● **SHORT EXERCISE**: Return, unchanged, the lines of the listing starting at the line that contains "tab-used-by[interactable]: Used By" and ending at the line that contains "resources-used-header: Resources used", with both of those lines included.

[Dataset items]
○ ○ ○ ○ ○

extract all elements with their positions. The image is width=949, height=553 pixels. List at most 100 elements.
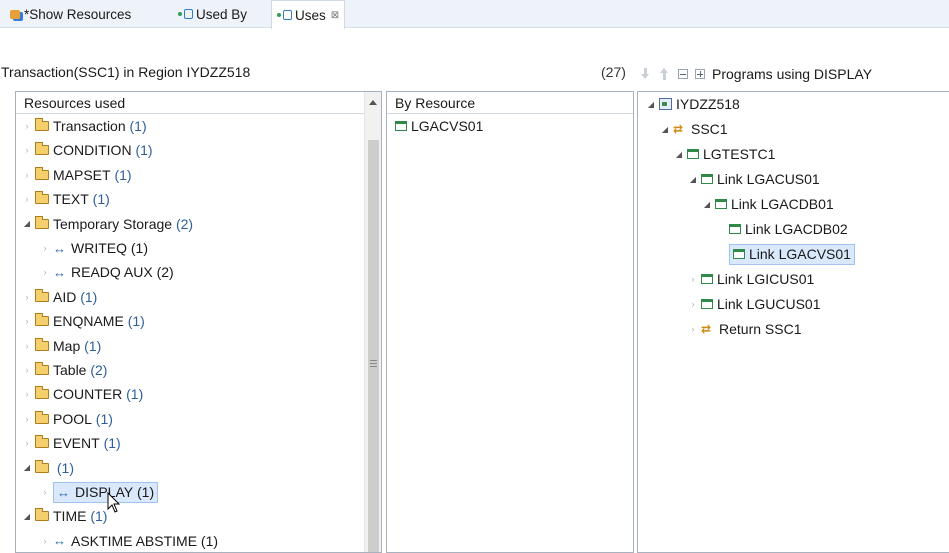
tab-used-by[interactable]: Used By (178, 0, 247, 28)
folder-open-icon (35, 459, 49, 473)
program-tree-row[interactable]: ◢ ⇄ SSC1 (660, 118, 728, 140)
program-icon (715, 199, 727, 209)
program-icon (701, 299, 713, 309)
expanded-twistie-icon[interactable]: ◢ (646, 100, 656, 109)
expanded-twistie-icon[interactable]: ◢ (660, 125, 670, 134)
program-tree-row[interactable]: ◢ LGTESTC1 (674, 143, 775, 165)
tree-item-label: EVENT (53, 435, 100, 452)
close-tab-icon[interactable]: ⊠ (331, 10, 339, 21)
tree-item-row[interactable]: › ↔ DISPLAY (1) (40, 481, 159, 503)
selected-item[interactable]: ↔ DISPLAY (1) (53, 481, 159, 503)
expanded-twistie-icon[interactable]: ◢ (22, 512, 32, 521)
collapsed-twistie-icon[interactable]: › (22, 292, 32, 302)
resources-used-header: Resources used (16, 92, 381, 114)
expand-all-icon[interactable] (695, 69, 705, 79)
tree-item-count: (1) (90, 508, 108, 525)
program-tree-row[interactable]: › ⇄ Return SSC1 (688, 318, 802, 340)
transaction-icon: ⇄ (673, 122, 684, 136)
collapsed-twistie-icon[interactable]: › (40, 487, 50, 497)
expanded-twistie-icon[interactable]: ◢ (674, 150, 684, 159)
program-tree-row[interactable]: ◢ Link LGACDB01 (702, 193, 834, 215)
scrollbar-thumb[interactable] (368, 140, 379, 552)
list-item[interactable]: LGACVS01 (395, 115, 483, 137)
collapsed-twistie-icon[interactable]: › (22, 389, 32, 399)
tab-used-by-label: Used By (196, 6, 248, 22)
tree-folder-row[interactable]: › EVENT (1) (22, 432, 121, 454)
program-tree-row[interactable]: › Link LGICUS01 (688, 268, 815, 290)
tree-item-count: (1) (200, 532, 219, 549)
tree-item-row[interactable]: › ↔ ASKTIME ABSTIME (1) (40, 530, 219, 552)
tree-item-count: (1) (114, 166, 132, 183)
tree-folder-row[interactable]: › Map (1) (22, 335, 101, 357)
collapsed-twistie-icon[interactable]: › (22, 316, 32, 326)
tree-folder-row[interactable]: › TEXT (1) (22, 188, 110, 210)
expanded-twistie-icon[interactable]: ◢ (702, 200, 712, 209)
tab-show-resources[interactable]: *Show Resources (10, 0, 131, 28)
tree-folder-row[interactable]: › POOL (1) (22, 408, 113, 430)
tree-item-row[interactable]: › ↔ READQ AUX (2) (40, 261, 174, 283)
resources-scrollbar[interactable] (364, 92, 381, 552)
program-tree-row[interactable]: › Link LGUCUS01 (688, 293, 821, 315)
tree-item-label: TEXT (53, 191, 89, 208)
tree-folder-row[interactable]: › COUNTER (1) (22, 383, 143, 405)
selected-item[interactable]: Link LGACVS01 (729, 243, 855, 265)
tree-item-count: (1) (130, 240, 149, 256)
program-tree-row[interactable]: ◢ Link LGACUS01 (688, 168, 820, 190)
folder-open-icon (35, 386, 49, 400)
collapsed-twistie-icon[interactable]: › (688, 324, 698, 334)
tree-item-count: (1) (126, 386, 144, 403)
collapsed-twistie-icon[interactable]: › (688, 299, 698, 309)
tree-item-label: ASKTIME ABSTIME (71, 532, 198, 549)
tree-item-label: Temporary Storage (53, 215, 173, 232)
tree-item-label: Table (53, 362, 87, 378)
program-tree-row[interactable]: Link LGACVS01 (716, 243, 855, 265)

○ ○ ○ ○ ○

● **SOLVED EXERCISE**:
tab-used-by[interactable]: Used By (178, 0, 247, 28)
folder-open-icon (35, 459, 49, 473)
program-tree-row[interactable]: ◢ ⇄ SSC1 (660, 118, 728, 140)
program-icon (715, 199, 727, 209)
program-icon (701, 299, 713, 309)
expanded-twistie-icon[interactable]: ◢ (646, 100, 656, 109)
expanded-twistie-icon[interactable]: ◢ (660, 125, 670, 134)
program-tree-row[interactable]: ◢ LGTESTC1 (674, 143, 775, 165)
tree-item-label: EVENT (53, 435, 100, 452)
close-tab-icon[interactable]: ⊠ (331, 10, 339, 21)
tree-item-row[interactable]: › ↔ DISPLAY (1) (40, 481, 159, 503)
selected-item[interactable]: ↔ DISPLAY (1) (53, 481, 159, 503)
expanded-twistie-icon[interactable]: ◢ (22, 512, 32, 521)
collapsed-twistie-icon[interactable]: › (22, 292, 32, 302)
resources-used-header: Resources used (16, 92, 381, 114)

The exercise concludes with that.